Please give the listing again in its entirety, exactly as written.

**DATASET EXTRACT**
------------------------------------------------------------

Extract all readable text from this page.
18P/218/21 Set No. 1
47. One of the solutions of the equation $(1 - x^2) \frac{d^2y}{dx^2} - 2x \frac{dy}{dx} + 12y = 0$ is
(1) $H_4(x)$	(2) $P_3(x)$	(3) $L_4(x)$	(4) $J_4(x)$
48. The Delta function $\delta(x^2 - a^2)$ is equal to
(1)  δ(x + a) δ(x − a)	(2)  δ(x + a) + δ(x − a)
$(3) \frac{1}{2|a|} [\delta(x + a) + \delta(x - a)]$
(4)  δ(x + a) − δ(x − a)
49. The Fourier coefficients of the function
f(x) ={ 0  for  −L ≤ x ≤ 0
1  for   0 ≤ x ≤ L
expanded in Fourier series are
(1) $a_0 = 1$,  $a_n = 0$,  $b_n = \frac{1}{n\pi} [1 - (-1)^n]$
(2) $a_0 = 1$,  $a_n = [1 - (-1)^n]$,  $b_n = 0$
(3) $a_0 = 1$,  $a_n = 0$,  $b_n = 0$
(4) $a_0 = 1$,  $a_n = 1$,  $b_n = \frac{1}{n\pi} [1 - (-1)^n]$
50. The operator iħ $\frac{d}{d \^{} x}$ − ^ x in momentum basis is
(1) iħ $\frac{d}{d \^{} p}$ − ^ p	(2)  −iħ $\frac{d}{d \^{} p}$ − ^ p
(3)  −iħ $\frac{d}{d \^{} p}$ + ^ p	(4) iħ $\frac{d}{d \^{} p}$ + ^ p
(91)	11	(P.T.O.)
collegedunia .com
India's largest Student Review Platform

------------------------------------------------------------

**EXERCISE ANSWER**
Extract all readable text from this page.
18P/218/21 Set No. 1
47. One of the solutions of the equation $(1 - x^2) \frac{d^2y}{dx^2} - 2x \frac{dy}{dx} + 12y = 0$ is
(1) $H_4(x)$	(2) $P_3(x)$	(3) $L_4(x)$	(4) $J_4(x)$
48. The Delta function $\delta(x^2 - a^2)$ is equal to
(1)  δ(x + a) δ(x − a)	(2)  δ(x + a) + δ(x − a)
$(3) \frac{1}{2|a|} [\delta(x + a) + \delta(x - a)]$
(4)  δ(x + a) − δ(x − a)
49. The Fourier coefficients of the function
f(x) ={ 0  for  −L ≤ x ≤ 0
1  for   0 ≤ x ≤ L
expanded in Fourier series are
(1) $a_0 = 1$,  $a_n = 0$,  $b_n = \frac{1}{n\pi} [1 - (-1)^n]$
(2) $a_0 = 1$,  $a_n = [1 - (-1)^n]$,  $b_n = 0$
(3) $a_0 = 1$,  $a_n = 0$,  $b_n = 0$
(4) $a_0 = 1$,  $a_n = 1$,  $b_n = \frac{1}{n\pi} [1 - (-1)^n]$
50. The operator iħ $\frac{d}{d \^{} x}$ − ^ x in momentum basis is
(1) iħ $\frac{d}{d \^{} p}$ − ^ p	(2)  −iħ $\frac{d}{d \^{} p}$ − ^ p
(3)  −iħ $\frac{d}{d \^{} p}$ + ^ p	(4) iħ $\frac{d}{d \^{} p}$ + ^ p
(91)	11	(P.T.O.)
collegedunia .com
India's largest Student Review Platform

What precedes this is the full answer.